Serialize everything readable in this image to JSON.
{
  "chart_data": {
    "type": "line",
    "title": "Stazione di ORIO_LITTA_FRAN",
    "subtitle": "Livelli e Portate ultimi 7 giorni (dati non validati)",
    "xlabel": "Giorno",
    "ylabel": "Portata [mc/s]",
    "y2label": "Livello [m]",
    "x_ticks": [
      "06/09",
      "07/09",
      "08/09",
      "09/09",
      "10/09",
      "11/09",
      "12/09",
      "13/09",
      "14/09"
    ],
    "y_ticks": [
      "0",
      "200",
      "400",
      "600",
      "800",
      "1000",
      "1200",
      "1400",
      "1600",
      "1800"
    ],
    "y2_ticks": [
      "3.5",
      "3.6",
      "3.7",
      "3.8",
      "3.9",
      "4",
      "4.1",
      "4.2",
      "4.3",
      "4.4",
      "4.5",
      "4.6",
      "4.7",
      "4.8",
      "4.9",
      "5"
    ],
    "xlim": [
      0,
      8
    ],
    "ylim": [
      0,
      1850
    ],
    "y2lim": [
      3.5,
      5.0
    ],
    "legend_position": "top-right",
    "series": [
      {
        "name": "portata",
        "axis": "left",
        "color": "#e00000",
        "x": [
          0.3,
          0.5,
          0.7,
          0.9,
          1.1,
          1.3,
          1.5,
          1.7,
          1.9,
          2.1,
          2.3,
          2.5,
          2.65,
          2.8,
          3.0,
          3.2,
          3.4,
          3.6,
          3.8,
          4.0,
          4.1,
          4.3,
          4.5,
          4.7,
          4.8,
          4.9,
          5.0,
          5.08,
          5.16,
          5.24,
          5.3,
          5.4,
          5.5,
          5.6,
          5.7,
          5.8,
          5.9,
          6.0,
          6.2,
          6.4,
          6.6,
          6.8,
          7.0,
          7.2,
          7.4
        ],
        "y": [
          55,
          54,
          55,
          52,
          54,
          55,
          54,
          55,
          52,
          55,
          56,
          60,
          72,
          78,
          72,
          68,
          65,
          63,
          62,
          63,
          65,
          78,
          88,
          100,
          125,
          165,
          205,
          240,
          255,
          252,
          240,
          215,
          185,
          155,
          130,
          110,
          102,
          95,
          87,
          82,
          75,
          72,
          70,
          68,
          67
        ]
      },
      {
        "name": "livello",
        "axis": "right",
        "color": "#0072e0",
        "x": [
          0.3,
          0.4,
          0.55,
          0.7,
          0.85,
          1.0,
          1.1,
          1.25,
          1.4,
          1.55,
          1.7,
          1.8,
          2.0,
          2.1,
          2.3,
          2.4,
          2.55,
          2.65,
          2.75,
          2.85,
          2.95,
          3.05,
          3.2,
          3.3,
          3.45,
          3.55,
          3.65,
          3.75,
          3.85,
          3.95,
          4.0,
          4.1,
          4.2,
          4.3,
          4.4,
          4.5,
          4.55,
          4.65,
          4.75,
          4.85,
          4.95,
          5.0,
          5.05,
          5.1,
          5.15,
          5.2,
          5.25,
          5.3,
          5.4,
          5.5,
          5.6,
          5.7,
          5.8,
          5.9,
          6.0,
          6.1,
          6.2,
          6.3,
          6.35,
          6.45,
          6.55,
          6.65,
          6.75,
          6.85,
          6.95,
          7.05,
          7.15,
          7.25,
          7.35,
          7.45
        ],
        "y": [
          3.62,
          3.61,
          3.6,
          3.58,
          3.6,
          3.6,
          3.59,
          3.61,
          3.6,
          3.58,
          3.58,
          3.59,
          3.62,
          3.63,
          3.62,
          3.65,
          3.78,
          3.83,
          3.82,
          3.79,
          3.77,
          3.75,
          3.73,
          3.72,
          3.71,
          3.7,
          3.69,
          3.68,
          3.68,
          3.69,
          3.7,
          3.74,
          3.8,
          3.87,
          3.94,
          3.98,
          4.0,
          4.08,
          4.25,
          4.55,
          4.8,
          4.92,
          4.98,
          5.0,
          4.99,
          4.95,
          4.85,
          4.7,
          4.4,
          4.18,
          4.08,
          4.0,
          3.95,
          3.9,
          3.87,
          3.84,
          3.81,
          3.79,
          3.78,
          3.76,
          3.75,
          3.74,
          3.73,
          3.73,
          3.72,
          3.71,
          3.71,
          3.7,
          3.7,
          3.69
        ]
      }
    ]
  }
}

**Direction**. All of the lines above need to be given again exactly.

**Output**.
Serialize everything readable in this image to JSON.
{
  "chart_data": {
    "type": "line",
    "title": "Stazione di ORIO_LITTA_FRAN",
    "subtitle": "Livelli e Portate ultimi 7 giorni (dati non validati)",
    "xlabel": "Giorno",
    "ylabel": "Portata [mc/s]",
    "y2label": "Livello [m]",
    "x_ticks": [
      "06/09",
      "07/09",
      "08/09",
      "09/09",
      "10/09",
      "11/09",
      "12/09",
      "13/09",
      "14/09"
    ],
    "y_ticks": [
      "0",
      "200",
      "400",
      "600",
      "800",
      "1000",
      "1200",
      "1400",
      "1600",
      "1800"
    ],
    "y2_ticks": [
      "3.5",
      "3.6",
      "3.7",
      "3.8",
      "3.9",
      "4",
      "4.1",
      "4.2",
      "4.3",
      "4.4",
      "4.5",
      "4.6",
      "4.7",
      "4.8",
      "4.9",
      "5"
    ],
    "xlim": [
      0,
      8
    ],
    "ylim": [
      0,
      1850
    ],
    "y2lim": [
      3.5,
      5.0
    ],
    "legend_position": "top-right",
    "series": [
      {
        "name": "portata",
        "axis": "left",
        "color": "#e00000",
        "x": [
          0.3,
          0.5,
          0.7,
          0.9,
          1.1,
          1.3,
          1.5,
          1.7,
          1.9,
          2.1,
          2.3,
          2.5,
          2.65,
          2.8,
          3.0,
          3.2,
          3.4,
          3.6,
          3.8,
          4.0,
          4.1,
          4.3,
          4.5,
          4.7,
          4.8,
          4.9,
          5.0,
          5.08,
          5.16,
          5.24,
          5.3,
          5.4,
          5.5,
          5.6,
          5.7,
          5.8,
          5.9,
          6.0,
          6.2,
          6.4,
          6.6,
          6.8,
          7.0,
          7.2,
          7.4
        ],
        "y": [
          55,
          54,
          55,
          52,
          54,
          55,
          54,
          55,
          52,
          55,
          56,
          60,
          72,
          78,
          72,
          68,
          65,
          63,
          62,
          63,
          65,
          78,
          88,
          100,
          125,
          165,
          205,
          240,
          255,
          252,
          240,
          215,
          185,
          155,
          130,
          110,
          102,
          95,
          87,
          82,
          75,
          72,
          70,
          68,
          67
        ]
      },
      {
        "name": "livello",
        "axis": "right",
        "color": "#0072e0",
        "x": [
          0.3,
          0.4,
          0.55,
          0.7,
          0.85,
          1.0,
          1.1,
          1.25,
          1.4,
          1.55,
          1.7,
          1.8,
          2.0,
          2.1,
          2.3,
          2.4,
          2.55,
          2.65,
          2.75,
          2.85,
          2.95,
          3.05,
          3.2,
          3.3,
          3.45,
          3.55,
          3.65,
          3.75,
          3.85,
          3.95,
          4.0,
          4.1,
          4.2,
          4.3,
          4.4,
          4.5,
          4.55,
          4.65,
          4.75,
          4.85,
          4.95,
          5.0,
          5.05,
          5.1,
          5.15,
          5.2,
          5.25,
          5.3,
          5.4,
          5.5,
          5.6,
          5.7,
          5.8,
          5.9,
          6.0,
          6.1,
          6.2,
          6.3,
          6.35,
          6.45,
          6.55,
          6.65,
          6.75,
          6.85,
          6.95,
          7.05,
          7.15,
          7.25,
          7.35,
          7.45
        ],
        "y": [
          3.62,
          3.61,
          3.6,
          3.58,
          3.6,
          3.6,
          3.59,
          3.61,
          3.6,
          3.58,
          3.58,
          3.59,
          3.62,
          3.63,
          3.62,
          3.65,
          3.78,
          3.83,
          3.82,
          3.79,
          3.77,
          3.75,
          3.73,
          3.72,
          3.71,
          3.7,
          3.69,
          3.68,
          3.68,
          3.69,
          3.7,
          3.74,
          3.8,
          3.87,
          3.94,
          3.98,
          4.0,
          4.08,
          4.25,
          4.55,
          4.8,
          4.92,
          4.98,
          5.0,
          4.99,
          4.95,
          4.85,
          4.7,
          4.4,
          4.18,
          4.08,
          4.0,
          3.95,
          3.9,
          3.87,
          3.84,
          3.81,
          3.79,
          3.78,
          3.76,
          3.75,
          3.74,
          3.73,
          3.73,
          3.72,
          3.71,
          3.71,
          3.7,
          3.7,
          3.69
        ]
      }
    ]
  }
}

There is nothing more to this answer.